GIVEN REQUEST: Type out every line below exactly as it reads.
* begin DATA IN THIS EXERCISE *
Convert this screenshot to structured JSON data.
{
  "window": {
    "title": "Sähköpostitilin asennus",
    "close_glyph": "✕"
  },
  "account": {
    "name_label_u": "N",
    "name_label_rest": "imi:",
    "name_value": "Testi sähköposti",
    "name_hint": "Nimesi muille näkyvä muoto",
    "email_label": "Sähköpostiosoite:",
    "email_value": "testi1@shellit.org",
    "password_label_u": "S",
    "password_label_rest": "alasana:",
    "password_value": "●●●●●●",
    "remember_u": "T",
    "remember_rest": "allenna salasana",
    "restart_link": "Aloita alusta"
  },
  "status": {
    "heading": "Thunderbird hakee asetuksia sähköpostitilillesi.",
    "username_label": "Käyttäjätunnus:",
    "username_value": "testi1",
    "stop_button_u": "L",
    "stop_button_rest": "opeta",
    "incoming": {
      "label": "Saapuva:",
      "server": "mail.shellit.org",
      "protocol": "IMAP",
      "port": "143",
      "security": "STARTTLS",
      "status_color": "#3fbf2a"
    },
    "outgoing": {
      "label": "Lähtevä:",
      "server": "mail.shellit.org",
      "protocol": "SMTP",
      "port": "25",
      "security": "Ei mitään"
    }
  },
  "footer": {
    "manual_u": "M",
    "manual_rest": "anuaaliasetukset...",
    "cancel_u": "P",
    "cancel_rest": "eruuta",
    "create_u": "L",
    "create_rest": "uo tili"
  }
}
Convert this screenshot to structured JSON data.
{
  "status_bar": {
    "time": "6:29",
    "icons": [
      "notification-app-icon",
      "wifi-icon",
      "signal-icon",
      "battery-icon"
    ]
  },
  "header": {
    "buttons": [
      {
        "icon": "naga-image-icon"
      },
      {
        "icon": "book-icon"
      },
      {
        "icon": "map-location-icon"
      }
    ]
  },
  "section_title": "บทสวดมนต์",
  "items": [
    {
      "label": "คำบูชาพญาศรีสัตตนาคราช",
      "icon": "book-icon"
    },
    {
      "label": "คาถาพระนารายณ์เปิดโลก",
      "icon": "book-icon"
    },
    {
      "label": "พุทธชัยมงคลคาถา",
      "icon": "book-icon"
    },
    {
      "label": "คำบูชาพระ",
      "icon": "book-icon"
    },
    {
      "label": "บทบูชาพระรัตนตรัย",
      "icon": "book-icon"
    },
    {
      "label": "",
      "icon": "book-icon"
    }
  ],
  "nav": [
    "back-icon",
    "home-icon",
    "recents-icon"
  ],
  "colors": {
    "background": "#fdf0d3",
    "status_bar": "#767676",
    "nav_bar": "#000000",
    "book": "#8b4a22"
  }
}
* end DATA IN THIS EXERCISE *
FULL OUTPUT:
Convert this screenshot to structured JSON data.
{
  "window": {
    "title": "Sähköpostitilin asennus",
    "close_glyph": "✕"
  },
  "account": {
    "name_label_u": "N",
    "name_label_rest": "imi:",
    "name_value": "Testi sähköposti",
    "name_hint": "Nimesi muille näkyvä muoto",
    "email_label": "Sähköpostiosoite:",
    "email_value": "testi1@shellit.org",
    "password_label_u": "S",
    "password_label_rest": "alasana:",
    "password_value": "●●●●●●",
    "remember_u": "T",
    "remember_rest": "allenna salasana",
    "restart_link": "Aloita alusta"
  },
  "status": {
    "heading": "Thunderbird hakee asetuksia sähköpostitilillesi.",
    "username_label": "Käyttäjätunnus:",
    "username_value": "testi1",
    "stop_button_u": "L",
    "stop_button_rest": "opeta",
    "incoming": {
      "label": "Saapuva:",
      "server": "mail.shellit.org",
      "protocol": "IMAP",
      "port": "143",
      "security": "STARTTLS",
      "status_color": "#3fbf2a"
    },
    "outgoing": {
      "label": "Lähtevä:",
      "server": "mail.shellit.org",
      "protocol": "SMTP",
      "port": "25",
      "security": "Ei mitään"
    }
  },
  "footer": {
    "manual_u": "M",
    "manual_rest": "anuaaliasetukset...",
    "cancel_u": "P",
    "cancel_rest": "eruuta",
    "create_u": "L",
    "create_rest": "uo tili"
  }
}
Convert this screenshot to structured JSON data.
{
  "status_bar": {
    "time": "6:29",
    "icons": [
      "notification-app-icon",
      "wifi-icon",
      "signal-icon",
      "battery-icon"
    ]
  },
  "header": {
    "buttons": [
      {
        "icon": "naga-image-icon"
      },
      {
        "icon": "book-icon"
      },
      {
        "icon": "map-location-icon"
      }
    ]
  },
  "section_title": "บทสวดมนต์",
  "items": [
    {
      "label": "คำบูชาพญาศรีสัตตนาคราช",
      "icon": "book-icon"
    },
    {
      "label": "คาถาพระนารายณ์เปิดโลก",
      "icon": "book-icon"
    },
    {
      "label": "พุทธชัยมงคลคาถา",
      "icon": "book-icon"
    },
    {
      "label": "คำบูชาพระ",
      "icon": "book-icon"
    },
    {
      "label": "บทบูชาพระรัตนตรัย",
      "icon": "book-icon"
    },
    {
      "label": "",
      "icon": "book-icon"
    }
  ],
  "nav": [
    "back-icon",
    "home-icon",
    "recents-icon"
  ],
  "colors": {
    "background": "#fdf0d3",
    "status_bar": "#767676",
    "nav_bar": "#000000",
    "book": "#8b4a22"
  }
}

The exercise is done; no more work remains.